%%

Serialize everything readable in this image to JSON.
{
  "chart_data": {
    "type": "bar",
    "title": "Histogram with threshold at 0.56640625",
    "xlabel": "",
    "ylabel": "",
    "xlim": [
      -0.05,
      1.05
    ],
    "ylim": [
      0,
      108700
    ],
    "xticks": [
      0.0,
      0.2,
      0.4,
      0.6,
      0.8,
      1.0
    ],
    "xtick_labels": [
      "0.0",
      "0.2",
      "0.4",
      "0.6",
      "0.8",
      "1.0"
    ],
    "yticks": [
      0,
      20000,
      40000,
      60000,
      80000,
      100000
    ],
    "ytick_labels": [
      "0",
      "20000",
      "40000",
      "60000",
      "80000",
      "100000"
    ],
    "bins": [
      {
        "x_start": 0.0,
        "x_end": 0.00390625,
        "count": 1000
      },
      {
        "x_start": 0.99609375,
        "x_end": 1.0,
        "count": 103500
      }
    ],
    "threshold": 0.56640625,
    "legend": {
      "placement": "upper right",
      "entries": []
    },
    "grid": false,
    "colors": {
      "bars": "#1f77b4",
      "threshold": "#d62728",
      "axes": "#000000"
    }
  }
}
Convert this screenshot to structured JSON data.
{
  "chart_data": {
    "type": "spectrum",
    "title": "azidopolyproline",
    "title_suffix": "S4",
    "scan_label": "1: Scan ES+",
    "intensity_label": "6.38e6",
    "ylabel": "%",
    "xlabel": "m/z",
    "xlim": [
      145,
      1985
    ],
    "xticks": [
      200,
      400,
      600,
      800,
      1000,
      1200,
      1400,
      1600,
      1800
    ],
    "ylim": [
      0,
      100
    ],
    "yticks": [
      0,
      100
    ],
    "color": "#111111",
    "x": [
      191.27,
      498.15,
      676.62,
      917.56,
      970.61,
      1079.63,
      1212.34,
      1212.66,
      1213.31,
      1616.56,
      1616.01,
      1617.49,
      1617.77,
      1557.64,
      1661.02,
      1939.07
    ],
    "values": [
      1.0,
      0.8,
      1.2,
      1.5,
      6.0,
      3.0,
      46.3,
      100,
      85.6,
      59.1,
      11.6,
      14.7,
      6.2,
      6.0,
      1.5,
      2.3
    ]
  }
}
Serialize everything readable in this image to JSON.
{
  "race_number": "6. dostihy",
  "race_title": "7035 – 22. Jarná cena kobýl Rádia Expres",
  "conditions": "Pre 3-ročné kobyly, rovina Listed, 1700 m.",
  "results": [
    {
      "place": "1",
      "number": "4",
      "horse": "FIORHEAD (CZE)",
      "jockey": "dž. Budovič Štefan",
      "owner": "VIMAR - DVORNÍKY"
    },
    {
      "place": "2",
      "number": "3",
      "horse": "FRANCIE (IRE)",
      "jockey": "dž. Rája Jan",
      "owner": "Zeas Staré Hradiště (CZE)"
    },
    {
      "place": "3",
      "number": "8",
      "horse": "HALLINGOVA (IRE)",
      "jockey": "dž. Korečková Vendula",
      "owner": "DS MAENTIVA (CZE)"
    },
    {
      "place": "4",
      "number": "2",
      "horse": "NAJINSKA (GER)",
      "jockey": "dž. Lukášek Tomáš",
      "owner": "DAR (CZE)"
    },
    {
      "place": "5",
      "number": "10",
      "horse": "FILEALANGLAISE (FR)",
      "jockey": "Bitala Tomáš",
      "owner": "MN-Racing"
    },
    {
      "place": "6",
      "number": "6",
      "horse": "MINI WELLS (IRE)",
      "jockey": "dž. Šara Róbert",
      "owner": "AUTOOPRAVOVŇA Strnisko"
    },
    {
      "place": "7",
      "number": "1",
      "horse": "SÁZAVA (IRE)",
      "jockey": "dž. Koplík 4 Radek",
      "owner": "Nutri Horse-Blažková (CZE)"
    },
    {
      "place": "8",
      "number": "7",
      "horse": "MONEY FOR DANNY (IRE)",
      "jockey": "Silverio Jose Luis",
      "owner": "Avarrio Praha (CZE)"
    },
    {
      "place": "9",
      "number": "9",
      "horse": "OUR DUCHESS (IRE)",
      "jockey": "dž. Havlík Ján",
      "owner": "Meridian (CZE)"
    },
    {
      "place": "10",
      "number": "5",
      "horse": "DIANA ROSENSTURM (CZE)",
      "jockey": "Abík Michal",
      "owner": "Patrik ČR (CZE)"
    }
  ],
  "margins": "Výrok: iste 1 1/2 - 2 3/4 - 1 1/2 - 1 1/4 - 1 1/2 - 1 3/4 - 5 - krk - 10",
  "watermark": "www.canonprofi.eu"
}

%%

**Request**
Show the lines of the records that include the string "owner".

**Result of this exercise**
      "owner": "VIMAR - DVORNÍKY"
      "owner": "Zeas Staré Hradiště (CZE)"
      "owner": "DS MAENTIVA (CZE)"
      "owner": "DAR (CZE)"
      "owner": "MN-Racing"
      "owner": "AUTOOPRAVOVŇA Strnisko"
      "owner": "Nutri Horse-Blažková (CZE)"
      "owner": "Avarrio Praha (CZE)"
      "owner": "Meridian (CZE)"
      "owner": "Patrik ČR (CZE)"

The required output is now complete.